• Task directions
Return each line of the records that contains the string "zoom", copied in full.

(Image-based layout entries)
■ ■ ■ ■ ■

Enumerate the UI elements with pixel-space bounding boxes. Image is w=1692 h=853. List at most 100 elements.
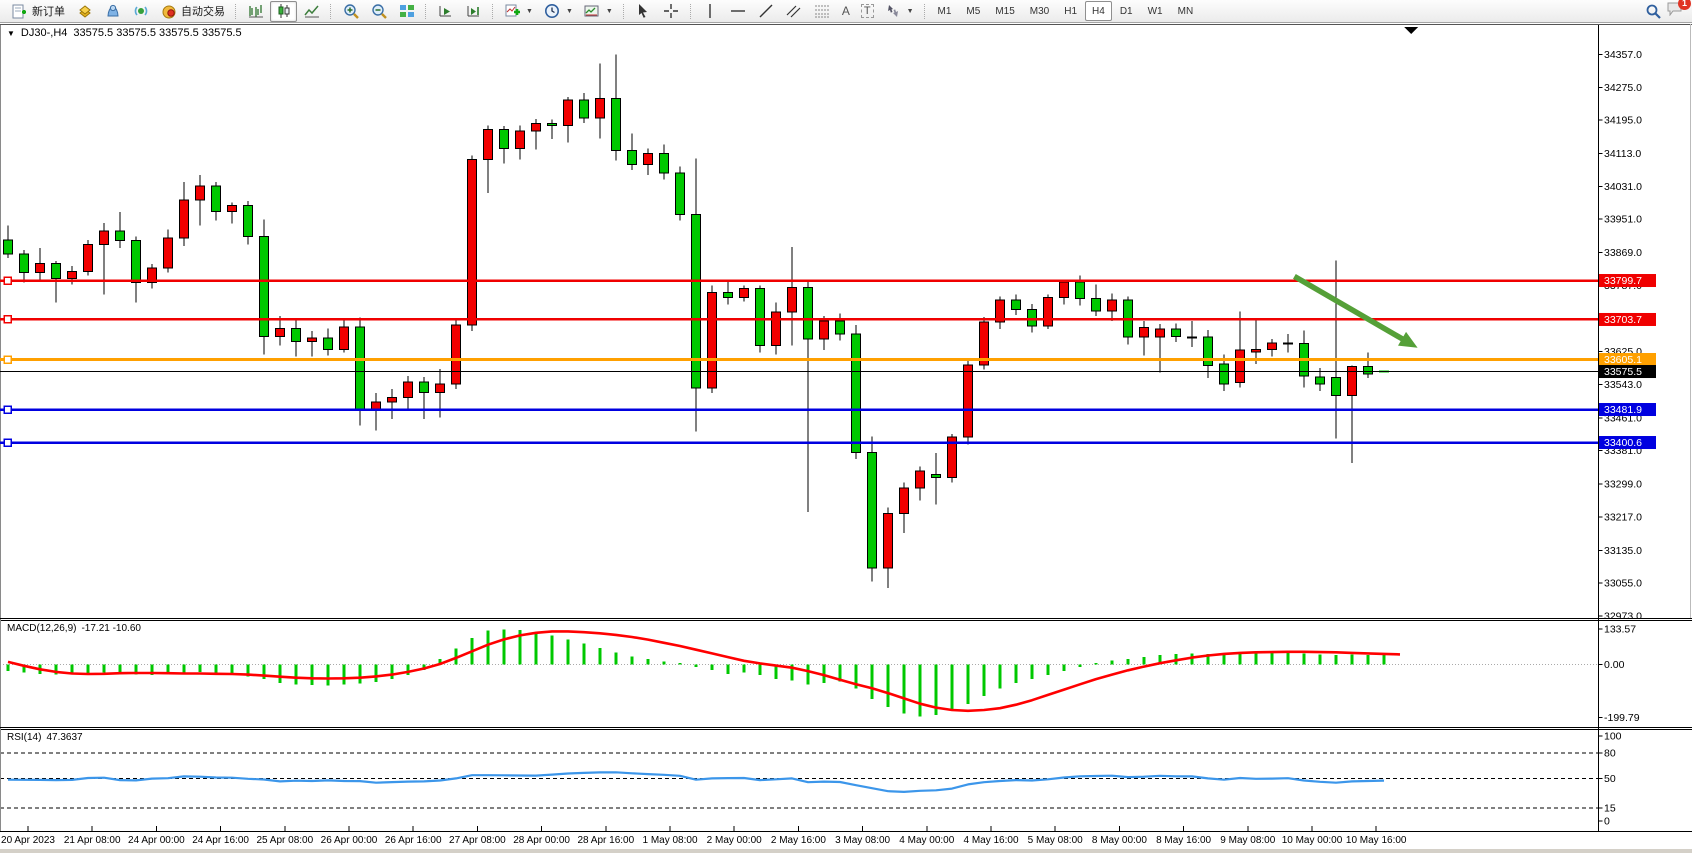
timeframe-button-m1[interactable]: M1 <box>937 5 952 17</box>
line-chart-button[interactable] <box>298 1 325 22</box>
candle-body <box>355 326 365 411</box>
fibonacci-tool-button[interactable] <box>809 1 836 22</box>
timeframe-button-h4[interactable]: H4 <box>1085 1 1112 21</box>
timeframe-button-h1[interactable]: H1 <box>1064 5 1078 17</box>
candle-body <box>243 204 253 238</box>
candle-body <box>979 321 989 366</box>
candle-body <box>307 337 317 342</box>
timeframe-button-m5[interactable]: M5 <box>966 5 981 17</box>
hline-handle[interactable] <box>3 405 12 414</box>
candle-body <box>835 320 845 335</box>
candle-body <box>483 128 493 160</box>
svg-text:33575.5: 33575.5 <box>1604 366 1642 378</box>
candle-body <box>963 364 973 438</box>
search-icon[interactable] <box>1644 3 1661 20</box>
candle-body <box>451 324 461 385</box>
date-label: 8 May 16:00 <box>1156 835 1212 846</box>
line-chart-icon <box>303 3 320 20</box>
timeframe-button-m30[interactable]: M30 <box>1029 5 1050 17</box>
chart-window: 34357.0 34275.0 34195.0 34113.0 34031.0 33951… <box>0 24 1692 853</box>
new-order-button[interactable]: 新订单 <box>6 1 70 22</box>
candle-body <box>595 98 605 119</box>
collapse-caret-icon[interactable]: ▼ <box>7 28 15 38</box>
candle-body <box>1251 348 1261 353</box>
candle-body <box>867 451 877 569</box>
candle-body <box>819 320 829 340</box>
price-axis-tick: 33055.0 <box>1604 577 1642 589</box>
autotrade-button[interactable]: 自动交易 <box>155 1 230 22</box>
zoom-in-button[interactable] <box>337 1 364 22</box>
zoom-out-button[interactable] <box>365 1 392 22</box>
date-label: 27 Apr 08:00 <box>449 835 506 846</box>
candle-body <box>1235 349 1245 384</box>
rsi-panel-canvas[interactable]: 100 80 50 150 <box>0 728 1692 832</box>
label-tool-icon: T <box>860 4 874 18</box>
price-axis-tick: 33299.0 <box>1604 478 1642 490</box>
arrows-tool-button[interactable]: ▼ <box>880 1 919 22</box>
hline-handle[interactable] <box>3 315 12 324</box>
indicators-button[interactable]: ▼ <box>499 1 538 22</box>
chat-badge: 1 <box>1678 0 1691 10</box>
chart-shift-button[interactable] <box>460 1 487 22</box>
chart-shift-marker[interactable] <box>1404 27 1419 34</box>
candle-body <box>1155 328 1165 338</box>
price-axis-tick: 33869.0 <box>1604 247 1642 259</box>
vertical-line-tool-button[interactable] <box>697 1 724 22</box>
candle-body <box>419 381 429 393</box>
hline-33481.9[interactable] <box>0 405 1598 414</box>
macd-signal-line <box>7 630 1401 713</box>
candles-chart-button[interactable] <box>270 0 297 22</box>
price-badge: 33799.7 <box>1599 274 1656 288</box>
toolbar-separator <box>689 3 692 19</box>
candle-body <box>1187 336 1197 339</box>
date-label: 2 May 00:00 <box>706 835 762 846</box>
autoscroll-button[interactable] <box>432 1 459 22</box>
hline-33703.7[interactable] <box>0 315 1598 324</box>
rsi-indicator-label: RSI(14) 47.3637 <box>7 732 83 743</box>
chat-button[interactable]: 1 <box>1667 0 1691 21</box>
periods-button[interactable]: ▼ <box>539 1 578 22</box>
trendline-icon <box>758 3 775 20</box>
timeframe-button-m15[interactable]: M15 <box>995 5 1015 17</box>
timeframe-button-mn[interactable]: MN <box>1177 5 1194 17</box>
hline-33605.1[interactable] <box>0 355 1598 364</box>
macd-panel-canvas[interactable]: 133.57 0.00 -199.79 <box>0 619 1692 728</box>
horizontal-line-tool-button[interactable] <box>725 1 752 22</box>
navigator-button[interactable] <box>127 1 154 22</box>
hline-handle[interactable] <box>3 276 12 285</box>
candle-body <box>403 381 413 398</box>
candle-body <box>1203 336 1213 367</box>
price-badge: 33481.9 <box>1599 403 1656 417</box>
timeframe-button-d1[interactable]: D1 <box>1119 5 1133 17</box>
templates-button[interactable]: ▼ <box>579 1 618 22</box>
candle-body <box>211 185 221 212</box>
trendline-tool-button[interactable] <box>753 1 780 22</box>
date-axis[interactable]: 20 Apr 2023 21 Apr 08:00 24 Apr 00:00 24 Ap… <box>0 832 1692 853</box>
bars-chart-button[interactable] <box>242 1 269 22</box>
toolbar-separator <box>330 3 332 19</box>
market-watch-button[interactable] <box>71 1 98 22</box>
channel-tool-button[interactable] <box>781 1 808 22</box>
date-label: 1 May 08:00 <box>642 835 698 846</box>
candle-body <box>739 288 749 298</box>
candle-body <box>1043 296 1053 327</box>
hline-handle[interactable] <box>3 355 12 364</box>
label-tool-button[interactable]: T <box>856 1 879 22</box>
data-window-button[interactable] <box>99 1 126 22</box>
main-chart-canvas[interactable]: 34357.0 34275.0 34195.0 34113.0 34031.0 33951… <box>0 24 1692 619</box>
timeframe-button-w1[interactable]: W1 <box>1147 5 1163 17</box>
crosshair-button[interactable] <box>658 1 685 22</box>
rsi-axis-tick: 50 <box>1604 773 1616 785</box>
tile-windows-icon <box>398 3 415 20</box>
candle-body <box>1331 376 1341 397</box>
hline-33400.6[interactable] <box>0 438 1598 447</box>
text-tool-button[interactable]: A <box>837 1 855 22</box>
candle-body <box>179 199 189 239</box>
candle-body <box>131 240 141 283</box>
cursor-button[interactable] <box>630 1 657 22</box>
hline-33799.7[interactable] <box>0 276 1598 285</box>
hline-handle[interactable] <box>3 438 12 447</box>
tile-windows-button[interactable] <box>393 1 420 22</box>
downtrend-arrow[interactable] <box>1293 273 1418 348</box>
indicators-icon <box>504 3 521 20</box>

■ ■ ■ ■ ■

• In response
zoom-in-button[interactable] <box>337 1 364 22</box>
zoom-out-button[interactable] <box>365 1 392 22</box>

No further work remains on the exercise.